'''
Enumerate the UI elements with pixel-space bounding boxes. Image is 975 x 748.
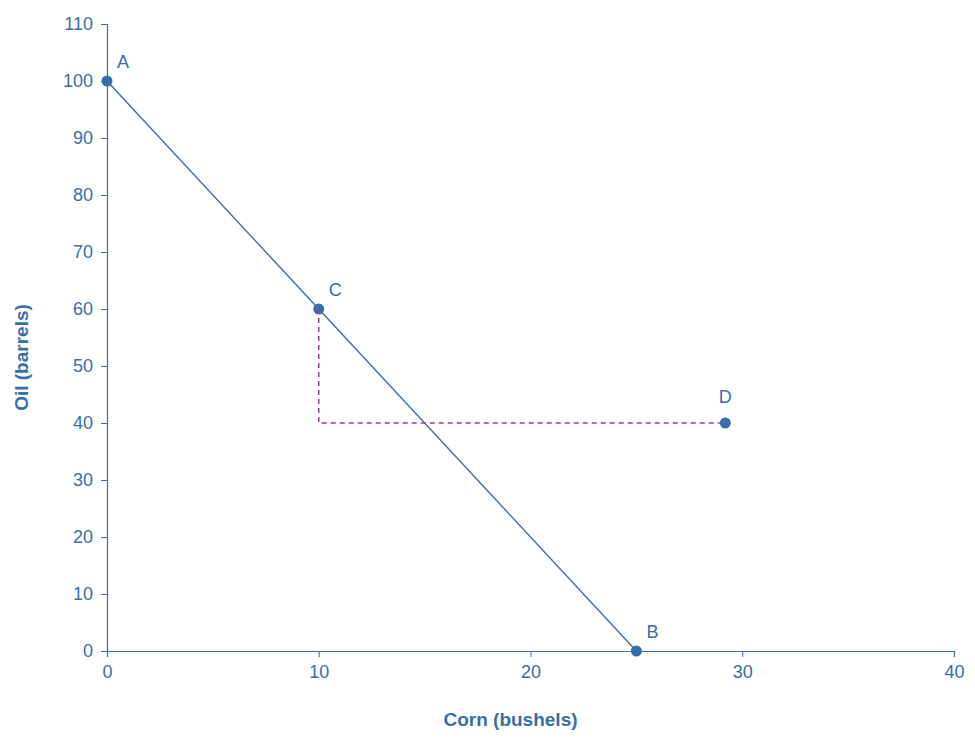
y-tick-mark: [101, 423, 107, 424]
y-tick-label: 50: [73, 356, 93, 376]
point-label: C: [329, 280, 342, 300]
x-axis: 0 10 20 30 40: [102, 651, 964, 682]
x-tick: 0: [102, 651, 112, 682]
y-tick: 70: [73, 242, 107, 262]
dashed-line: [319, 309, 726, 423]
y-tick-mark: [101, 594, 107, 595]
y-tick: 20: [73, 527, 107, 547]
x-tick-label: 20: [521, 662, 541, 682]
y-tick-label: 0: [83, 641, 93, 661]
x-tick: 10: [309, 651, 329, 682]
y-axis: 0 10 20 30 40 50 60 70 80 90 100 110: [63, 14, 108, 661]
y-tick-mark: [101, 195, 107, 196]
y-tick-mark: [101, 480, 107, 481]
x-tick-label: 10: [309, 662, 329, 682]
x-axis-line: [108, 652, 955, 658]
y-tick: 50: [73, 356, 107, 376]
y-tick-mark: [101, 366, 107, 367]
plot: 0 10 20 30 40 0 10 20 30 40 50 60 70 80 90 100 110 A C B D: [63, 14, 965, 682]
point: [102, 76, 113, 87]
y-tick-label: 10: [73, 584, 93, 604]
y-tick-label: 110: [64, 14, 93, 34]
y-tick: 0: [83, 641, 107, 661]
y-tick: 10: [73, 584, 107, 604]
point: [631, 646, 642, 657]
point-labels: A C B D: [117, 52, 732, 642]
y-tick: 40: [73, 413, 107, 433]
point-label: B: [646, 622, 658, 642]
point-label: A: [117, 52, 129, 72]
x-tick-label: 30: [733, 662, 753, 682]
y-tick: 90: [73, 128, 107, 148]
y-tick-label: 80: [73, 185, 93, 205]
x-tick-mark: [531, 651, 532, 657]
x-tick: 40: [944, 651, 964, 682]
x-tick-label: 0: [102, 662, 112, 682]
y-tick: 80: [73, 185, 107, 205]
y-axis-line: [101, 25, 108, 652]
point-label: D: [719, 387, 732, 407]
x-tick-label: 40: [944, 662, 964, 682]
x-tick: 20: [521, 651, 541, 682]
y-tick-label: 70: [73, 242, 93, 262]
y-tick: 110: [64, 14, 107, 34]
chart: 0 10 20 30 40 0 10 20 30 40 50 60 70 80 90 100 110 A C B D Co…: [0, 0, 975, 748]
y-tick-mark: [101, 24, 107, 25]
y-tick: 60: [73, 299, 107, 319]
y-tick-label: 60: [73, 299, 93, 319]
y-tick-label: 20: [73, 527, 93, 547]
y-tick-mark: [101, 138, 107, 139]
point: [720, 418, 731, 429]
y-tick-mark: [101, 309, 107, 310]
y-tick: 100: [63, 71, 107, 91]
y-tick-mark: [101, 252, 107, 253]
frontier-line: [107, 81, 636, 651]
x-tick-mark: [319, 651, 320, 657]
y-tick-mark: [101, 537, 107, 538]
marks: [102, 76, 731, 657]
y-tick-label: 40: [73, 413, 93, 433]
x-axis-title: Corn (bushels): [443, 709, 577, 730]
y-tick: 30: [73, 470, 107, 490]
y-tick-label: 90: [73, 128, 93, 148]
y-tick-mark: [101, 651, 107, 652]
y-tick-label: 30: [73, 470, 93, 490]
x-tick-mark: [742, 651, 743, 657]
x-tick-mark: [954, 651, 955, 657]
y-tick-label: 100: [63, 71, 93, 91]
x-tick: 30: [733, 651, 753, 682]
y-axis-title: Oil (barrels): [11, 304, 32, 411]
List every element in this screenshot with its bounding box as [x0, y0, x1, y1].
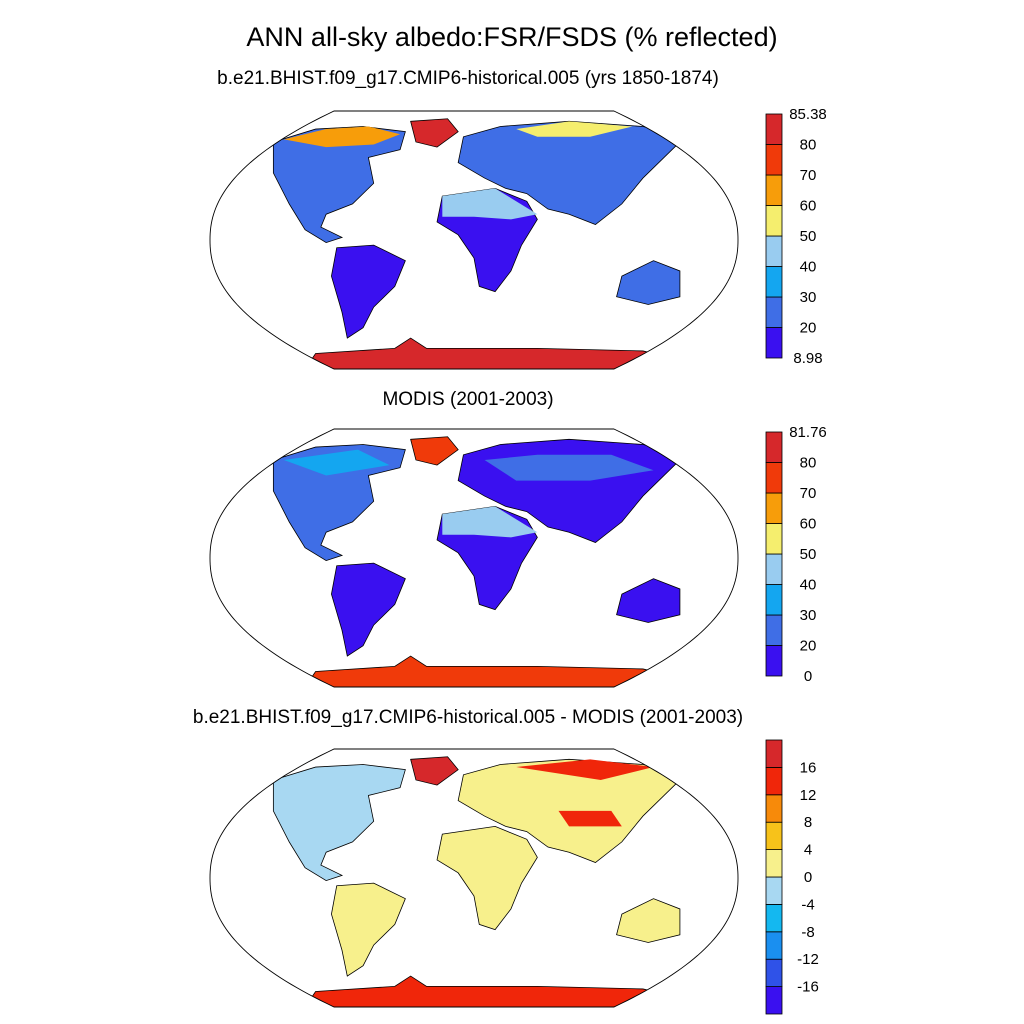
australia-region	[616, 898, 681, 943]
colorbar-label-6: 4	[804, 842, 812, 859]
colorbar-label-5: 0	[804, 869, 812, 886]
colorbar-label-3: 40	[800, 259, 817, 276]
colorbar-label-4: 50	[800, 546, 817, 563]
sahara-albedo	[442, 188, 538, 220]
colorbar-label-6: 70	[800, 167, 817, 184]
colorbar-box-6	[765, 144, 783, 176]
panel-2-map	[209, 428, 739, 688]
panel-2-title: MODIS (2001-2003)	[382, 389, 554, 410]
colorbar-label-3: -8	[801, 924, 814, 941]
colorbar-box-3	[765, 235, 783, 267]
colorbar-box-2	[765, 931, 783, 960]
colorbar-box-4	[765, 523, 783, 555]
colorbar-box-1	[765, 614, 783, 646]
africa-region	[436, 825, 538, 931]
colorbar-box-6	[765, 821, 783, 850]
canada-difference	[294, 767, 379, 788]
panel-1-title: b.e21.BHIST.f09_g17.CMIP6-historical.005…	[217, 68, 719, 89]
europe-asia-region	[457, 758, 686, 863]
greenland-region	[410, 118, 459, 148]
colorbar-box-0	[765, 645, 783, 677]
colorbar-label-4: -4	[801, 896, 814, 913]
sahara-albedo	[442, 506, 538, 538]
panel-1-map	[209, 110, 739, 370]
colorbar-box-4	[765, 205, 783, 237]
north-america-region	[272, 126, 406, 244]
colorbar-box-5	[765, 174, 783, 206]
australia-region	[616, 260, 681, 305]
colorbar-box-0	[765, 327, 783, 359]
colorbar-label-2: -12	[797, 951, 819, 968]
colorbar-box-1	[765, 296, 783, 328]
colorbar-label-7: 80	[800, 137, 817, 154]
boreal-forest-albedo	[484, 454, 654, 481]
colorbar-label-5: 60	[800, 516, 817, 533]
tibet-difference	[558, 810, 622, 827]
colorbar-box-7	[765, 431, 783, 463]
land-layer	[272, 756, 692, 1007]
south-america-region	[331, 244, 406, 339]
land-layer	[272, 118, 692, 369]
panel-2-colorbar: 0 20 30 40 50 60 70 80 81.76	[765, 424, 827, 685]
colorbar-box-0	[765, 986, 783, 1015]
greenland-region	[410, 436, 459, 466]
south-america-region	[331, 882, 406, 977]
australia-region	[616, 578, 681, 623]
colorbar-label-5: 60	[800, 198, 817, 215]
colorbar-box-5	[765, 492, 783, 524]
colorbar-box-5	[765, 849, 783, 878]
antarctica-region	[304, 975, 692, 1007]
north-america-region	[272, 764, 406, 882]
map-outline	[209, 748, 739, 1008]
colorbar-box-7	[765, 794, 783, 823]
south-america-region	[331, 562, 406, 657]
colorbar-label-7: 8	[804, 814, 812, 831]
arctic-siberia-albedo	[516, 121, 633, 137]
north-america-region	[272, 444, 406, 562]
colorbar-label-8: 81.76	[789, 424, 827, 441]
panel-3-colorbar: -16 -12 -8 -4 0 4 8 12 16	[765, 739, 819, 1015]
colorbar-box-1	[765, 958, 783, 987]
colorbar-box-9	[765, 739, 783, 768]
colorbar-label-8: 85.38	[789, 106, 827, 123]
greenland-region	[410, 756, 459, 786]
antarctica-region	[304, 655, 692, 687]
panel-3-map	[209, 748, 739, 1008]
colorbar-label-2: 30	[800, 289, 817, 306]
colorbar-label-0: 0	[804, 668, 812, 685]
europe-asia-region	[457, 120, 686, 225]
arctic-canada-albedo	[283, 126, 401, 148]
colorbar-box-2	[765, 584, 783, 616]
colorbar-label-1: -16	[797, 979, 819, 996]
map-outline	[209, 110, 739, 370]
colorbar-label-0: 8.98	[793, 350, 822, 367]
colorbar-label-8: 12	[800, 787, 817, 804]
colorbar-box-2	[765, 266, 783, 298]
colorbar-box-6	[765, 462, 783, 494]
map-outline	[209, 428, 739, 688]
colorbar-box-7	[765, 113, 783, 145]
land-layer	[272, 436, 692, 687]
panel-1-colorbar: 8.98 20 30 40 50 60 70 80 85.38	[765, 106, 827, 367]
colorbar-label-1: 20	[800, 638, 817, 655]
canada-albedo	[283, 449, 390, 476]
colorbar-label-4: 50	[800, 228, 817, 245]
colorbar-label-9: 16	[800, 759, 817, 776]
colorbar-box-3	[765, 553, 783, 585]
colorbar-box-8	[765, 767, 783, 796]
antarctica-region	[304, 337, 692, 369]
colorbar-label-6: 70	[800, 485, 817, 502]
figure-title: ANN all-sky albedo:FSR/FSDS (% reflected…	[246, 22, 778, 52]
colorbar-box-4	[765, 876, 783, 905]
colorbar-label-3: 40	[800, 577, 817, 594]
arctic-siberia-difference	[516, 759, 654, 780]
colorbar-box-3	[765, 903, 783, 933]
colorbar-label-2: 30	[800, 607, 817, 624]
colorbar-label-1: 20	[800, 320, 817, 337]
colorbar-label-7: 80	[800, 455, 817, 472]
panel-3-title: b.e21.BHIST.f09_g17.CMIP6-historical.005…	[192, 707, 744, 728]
'''
Copy out the lines of the material from the one containing "898, 681, 943]" through the one containing "825, 538, 931]", with no changes.

## ANSWER TO THE TASK
australia-region	[616, 898, 681, 943]
colorbar-label-6: 4	[804, 842, 812, 859]
colorbar-label-5: 0	[804, 869, 812, 886]
colorbar-label-3: 40	[800, 259, 817, 276]
colorbar-label-4: 50	[800, 546, 817, 563]
sahara-albedo	[442, 188, 538, 220]
colorbar-label-6: 70	[800, 167, 817, 184]
colorbar-box-6	[765, 144, 783, 176]
panel-2-map	[209, 428, 739, 688]
panel-2-title: MODIS (2001-2003)	[382, 389, 554, 410]
colorbar-label-3: -8	[801, 924, 814, 941]
colorbar-box-3	[765, 235, 783, 267]
colorbar-box-2	[765, 931, 783, 960]
colorbar-box-4	[765, 523, 783, 555]
colorbar-box-1	[765, 614, 783, 646]
africa-region	[436, 825, 538, 931]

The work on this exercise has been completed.